**ITEMS:**

━━━━━━━━━━━━━━━━

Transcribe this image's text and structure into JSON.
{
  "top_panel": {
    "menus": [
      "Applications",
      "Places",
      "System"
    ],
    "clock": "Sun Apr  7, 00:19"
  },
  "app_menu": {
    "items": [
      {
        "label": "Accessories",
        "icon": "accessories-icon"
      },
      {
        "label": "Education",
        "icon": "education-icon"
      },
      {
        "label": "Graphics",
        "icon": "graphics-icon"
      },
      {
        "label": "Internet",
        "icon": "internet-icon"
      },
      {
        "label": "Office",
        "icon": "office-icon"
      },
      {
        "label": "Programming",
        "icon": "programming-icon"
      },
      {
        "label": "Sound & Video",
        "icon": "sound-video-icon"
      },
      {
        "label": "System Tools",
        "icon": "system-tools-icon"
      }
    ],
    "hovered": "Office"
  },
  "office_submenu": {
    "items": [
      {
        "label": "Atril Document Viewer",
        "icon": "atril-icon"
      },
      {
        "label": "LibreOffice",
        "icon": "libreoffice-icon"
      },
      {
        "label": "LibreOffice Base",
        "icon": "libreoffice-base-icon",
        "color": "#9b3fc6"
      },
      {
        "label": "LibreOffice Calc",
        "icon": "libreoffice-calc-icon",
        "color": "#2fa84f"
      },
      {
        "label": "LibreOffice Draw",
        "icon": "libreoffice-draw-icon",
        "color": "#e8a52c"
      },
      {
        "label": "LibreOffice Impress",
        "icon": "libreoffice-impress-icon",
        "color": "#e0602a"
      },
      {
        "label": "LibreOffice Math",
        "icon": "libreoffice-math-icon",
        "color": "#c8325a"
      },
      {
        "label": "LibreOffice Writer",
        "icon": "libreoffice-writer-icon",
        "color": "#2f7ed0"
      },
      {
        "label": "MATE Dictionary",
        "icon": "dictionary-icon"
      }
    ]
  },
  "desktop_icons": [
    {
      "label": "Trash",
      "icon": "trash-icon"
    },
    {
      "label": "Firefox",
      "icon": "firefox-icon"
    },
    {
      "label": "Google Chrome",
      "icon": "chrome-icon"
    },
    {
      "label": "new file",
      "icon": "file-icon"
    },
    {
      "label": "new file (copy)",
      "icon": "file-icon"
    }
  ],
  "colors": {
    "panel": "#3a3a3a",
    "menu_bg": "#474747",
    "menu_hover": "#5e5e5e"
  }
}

━━━━━━━━━━━━━━━━

**SET EXERCISE:** Repeat all entries. Match them exactly.

**SOLUTION TO THIS EXERCISE:**
Transcribe this image's text and structure into JSON.
{
  "top_panel": {
    "menus": [
      "Applications",
      "Places",
      "System"
    ],
    "clock": "Sun Apr  7, 00:19"
  },
  "app_menu": {
    "items": [
      {
        "label": "Accessories",
        "icon": "accessories-icon"
      },
      {
        "label": "Education",
        "icon": "education-icon"
      },
      {
        "label": "Graphics",
        "icon": "graphics-icon"
      },
      {
        "label": "Internet",
        "icon": "internet-icon"
      },
      {
        "label": "Office",
        "icon": "office-icon"
      },
      {
        "label": "Programming",
        "icon": "programming-icon"
      },
      {
        "label": "Sound & Video",
        "icon": "sound-video-icon"
      },
      {
        "label": "System Tools",
        "icon": "system-tools-icon"
      }
    ],
    "hovered": "Office"
  },
  "office_submenu": {
    "items": [
      {
        "label": "Atril Document Viewer",
        "icon": "atril-icon"
      },
      {
        "label": "LibreOffice",
        "icon": "libreoffice-icon"
      },
      {
        "label": "LibreOffice Base",
        "icon": "libreoffice-base-icon",
        "color": "#9b3fc6"
      },
      {
        "label": "LibreOffice Calc",
        "icon": "libreoffice-calc-icon",
        "color": "#2fa84f"
      },
      {
        "label": "LibreOffice Draw",
        "icon": "libreoffice-draw-icon",
        "color": "#e8a52c"
      },
      {
        "label": "LibreOffice Impress",
        "icon": "libreoffice-impress-icon",
        "color": "#e0602a"
      },
      {
        "label": "LibreOffice Math",
        "icon": "libreoffice-math-icon",
        "color": "#c8325a"
      },
      {
        "label": "LibreOffice Writer",
        "icon": "libreoffice-writer-icon",
        "color": "#2f7ed0"
      },
      {
        "label": "MATE Dictionary",
        "icon": "dictionary-icon"
      }
    ]
  },
  "desktop_icons": [
    {
      "label": "Trash",
      "icon": "trash-icon"
    },
    {
      "label": "Firefox",
      "icon": "firefox-icon"
    },
    {
      "label": "Google Chrome",
      "icon": "chrome-icon"
    },
    {
      "label": "new file",
      "icon": "file-icon"
    },
    {
      "label": "new file (copy)",
      "icon": "file-icon"
    }
  ],
  "colors": {
    "panel": "#3a3a3a",
    "menu_bg": "#474747",
    "menu_hover": "#5e5e5e"
  }
}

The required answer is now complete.